= PROBLEMS AND TASKS =
a) According to the Land Arts text, how many miles do students travel overland during the fall program?
b) Duplicate everything in the Land Arts text from "Land Arts of" down to "The Lightning Field.".
c) Condense the paragraph of the Land Arts text that begins "Land Arts situates our work" into a bulleted list that keeps its main facts.

= TEXT EXCERPT =
☆ ☆ ☆
Land Arts of the American West at Texas Tech is an transdisciplinary field program investigating the intersection of geomorphology and human construction. It is a semester abroad in our own back yard. Each fall students venture across the American southwest camping for a two months while traveling six-thousand miles overland to explore natural and human forces that shape contemporary landscapes—ranging from geology and weather to cigarette butts and hydroelectric dams. Sites visited include Chaco Canyon, Roden Crater, the north rim of the Grand Canyon, Double Negative, Sun Tunnels, Spiral Jetty, the Wendover Complex of the Center for Land Use Interpretation, Bingham Canyon Mine, Lake Powell, Jackpile Mine at Laguna Pueblo, Chiricahua Mountains, Cabinetlandia, Marfa, the Very Large Array and The Lightning Field.

Land Arts situates our work within a continuous tradition of land-based operations that is thousands of years old. Analysis of sites visited provides a basis for dialog and invention. Issues of spatial and material vocabulary, constructional logics, and inhabitation serve as the foundation for an investigation through making. Students construct, detail, and document a series of site-base interventions in a context that places emphasis on processes of making, experiential forms of knowing, and transdisciplinary modes of practice. The immersive nature of how we experience the landscape triggers an amalgamated body of inquiry where students have the opportunity of time and space to develop authority in their work through direct action and reflection. Land Arts hinges on the primacy of first person experience and the realization that human-land relationships are rarely singular.
☆ ☆ ☆
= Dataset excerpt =
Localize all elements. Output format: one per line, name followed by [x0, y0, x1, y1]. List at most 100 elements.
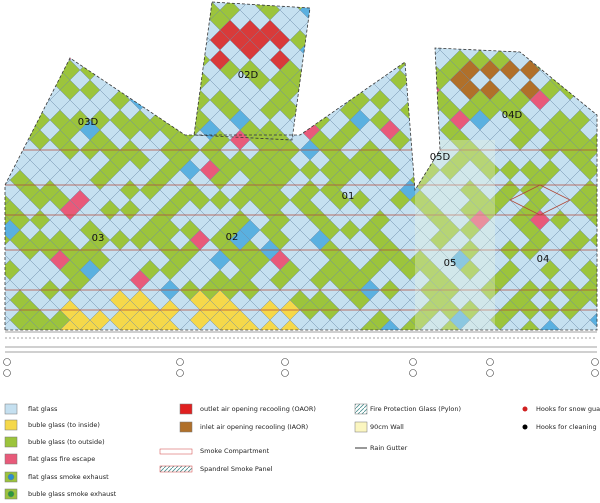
glass-cell [5, 100, 20, 120]
glass-cell [510, 30, 530, 50]
glass-cell [410, 70, 430, 90]
glass-cell [390, 2, 410, 10]
glass-cell [410, 90, 430, 110]
glass-cell [590, 70, 597, 90]
glass-cell [50, 2, 70, 10]
zone-label: 04 [537, 254, 550, 265]
glass-cell [500, 2, 520, 20]
glass-cell [530, 10, 550, 30]
glass-cell [10, 90, 30, 110]
legend-label: flat glass [28, 405, 58, 413]
glass-cell [60, 40, 80, 60]
glass-cell [360, 40, 380, 60]
glass-cell [170, 50, 190, 70]
glass-cell [160, 40, 180, 60]
glass-cell [5, 40, 20, 60]
glass-cell [350, 30, 370, 50]
glass-cell [450, 10, 470, 30]
glass-cell [5, 110, 10, 130]
glass-cell [150, 90, 170, 110]
glass-cell [490, 2, 510, 10]
glass-cell [180, 2, 200, 20]
glass-cell [300, 80, 320, 100]
glass-cell [100, 60, 120, 80]
glass-cell [30, 50, 50, 70]
legend-label: Hooks for cleaning [536, 423, 597, 431]
glass-cell [120, 2, 140, 20]
glass-cell [470, 2, 490, 10]
glass-cell [40, 20, 60, 40]
glass-cell [5, 10, 10, 30]
glass-cell [5, 30, 10, 50]
zone-label: 05D [430, 152, 451, 163]
glass-cell [570, 50, 590, 70]
glass-cell [50, 10, 70, 30]
legend-label: 90cm Wall [370, 423, 404, 431]
glass-cell [5, 2, 20, 20]
glass-cell [310, 50, 330, 70]
glass-cell [10, 10, 30, 30]
glass-cell [420, 2, 440, 20]
glass-cell [110, 2, 130, 10]
glass-cell [480, 2, 500, 20]
glass-cell [320, 60, 340, 80]
legend-label: buble glass smoke exhaust [28, 490, 117, 498]
glass-cell [20, 40, 40, 60]
glass-cell [160, 100, 180, 120]
glass-cell [90, 30, 110, 50]
glass-cell [30, 2, 50, 10]
glass-cell [460, 2, 480, 20]
glass-cell [420, 20, 440, 40]
glass-cell [170, 30, 190, 50]
zone-label: 04D [502, 110, 523, 121]
glass-cell [570, 10, 590, 30]
glass-cell [580, 80, 597, 100]
legend-label: Spandrel Smoke Panel [200, 465, 273, 473]
glass-cell [170, 2, 190, 10]
glass-cell [50, 30, 70, 50]
zone-label: 03 [92, 233, 105, 244]
axis-lines [5, 331, 597, 353]
glass-cell [10, 70, 30, 90]
glass-cell [300, 60, 320, 80]
legend-label: Smoke Compartment [200, 447, 270, 455]
legend-label: Fire Protection Glass (Pylon) [370, 405, 461, 413]
legend-label: Rain Gutter [370, 444, 408, 452]
glass-cell [190, 10, 210, 30]
zone-label: 03D [78, 117, 99, 128]
glass-cell [10, 110, 30, 130]
glass-cell [320, 2, 340, 20]
grid-markers [3, 358, 599, 377]
glass-cell [590, 30, 597, 50]
glass-cell [20, 100, 40, 120]
legend-label: flat glass fire escape [28, 455, 95, 463]
glass-cell [20, 2, 40, 20]
glass-field [5, 2, 597, 330]
glass-cell [540, 20, 560, 40]
glass-cell [410, 110, 430, 130]
glass-cell [360, 20, 380, 40]
glass-cell [310, 70, 330, 90]
glass-cell [5, 90, 10, 110]
glass-cell [410, 130, 430, 150]
glass-cell [130, 30, 150, 50]
legend-label: buble glass (to outside) [28, 438, 105, 446]
legend-label: outlet air opening recooling (OAOR) [200, 405, 316, 413]
glass-cell [550, 30, 570, 50]
glass-cell [180, 40, 200, 60]
zone-label: 02 [226, 232, 239, 243]
glass-cell [30, 70, 50, 90]
glass-cell [360, 60, 380, 80]
glass-cell [150, 30, 170, 50]
glass-cell [180, 60, 200, 80]
glass-cell [370, 50, 390, 70]
glass-cell [410, 2, 430, 10]
glass-cell [490, 30, 510, 50]
glass-cell [590, 10, 597, 30]
glass-cell [330, 50, 350, 70]
glass-cell [90, 10, 110, 30]
glass-cell [320, 80, 340, 100]
zone-label: 02D [238, 70, 259, 81]
legend-label: buble glass (to inside) [28, 421, 100, 429]
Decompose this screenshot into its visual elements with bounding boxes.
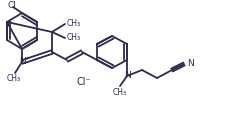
☆ ☆ ☆
= OUTPUTS =
a) Six thousand miles

b)
Land Arts of the American West at Texas Tech is an transdisciplinary field program investigating the intersection of geomorphology and human construction. It is a semester abroad in our own back yard. Each fall students venture across the American southwest camping for a two months while traveling six-thousand miles overland to explore natural and human forces that shape contemporary landscapes—ranging from geology and weather to cigarette butts and hydroelectric dams. Sites visited include Chaco Canyon, Roden Crater, the north rim of the Grand Canyon, Double Negative, Sun Tunnels, Spiral Jetty, the Wendover Complex of the Center for Land Use Interpretation, Bingham Canyon Mine, Lake Powell, Jackpile Mine at Laguna Pueblo, Chiricahua Mountains, Cabinetlandia, Marfa, the Very Large Array and The Lightning Field.

c)
- The program places its work within a tradition of land-based operations that is thousands of years old.
- Analysis of the sites visited is a basis for dialog and invention.
- Spatial and material vocabulary, constructional logics, and inhabitation form the foundation for investigation through making.
- Students construct, detail, and document a series of site-based interventions, with emphasis on processes of making, experiential forms of knowing, and transdisciplinary practice.
- The immersive experience of the landscape gives students time and space to develop authority in their work through direct action and reflection.
- The program hinges on first-person experience and the realization that human-land relationships are rarely singular.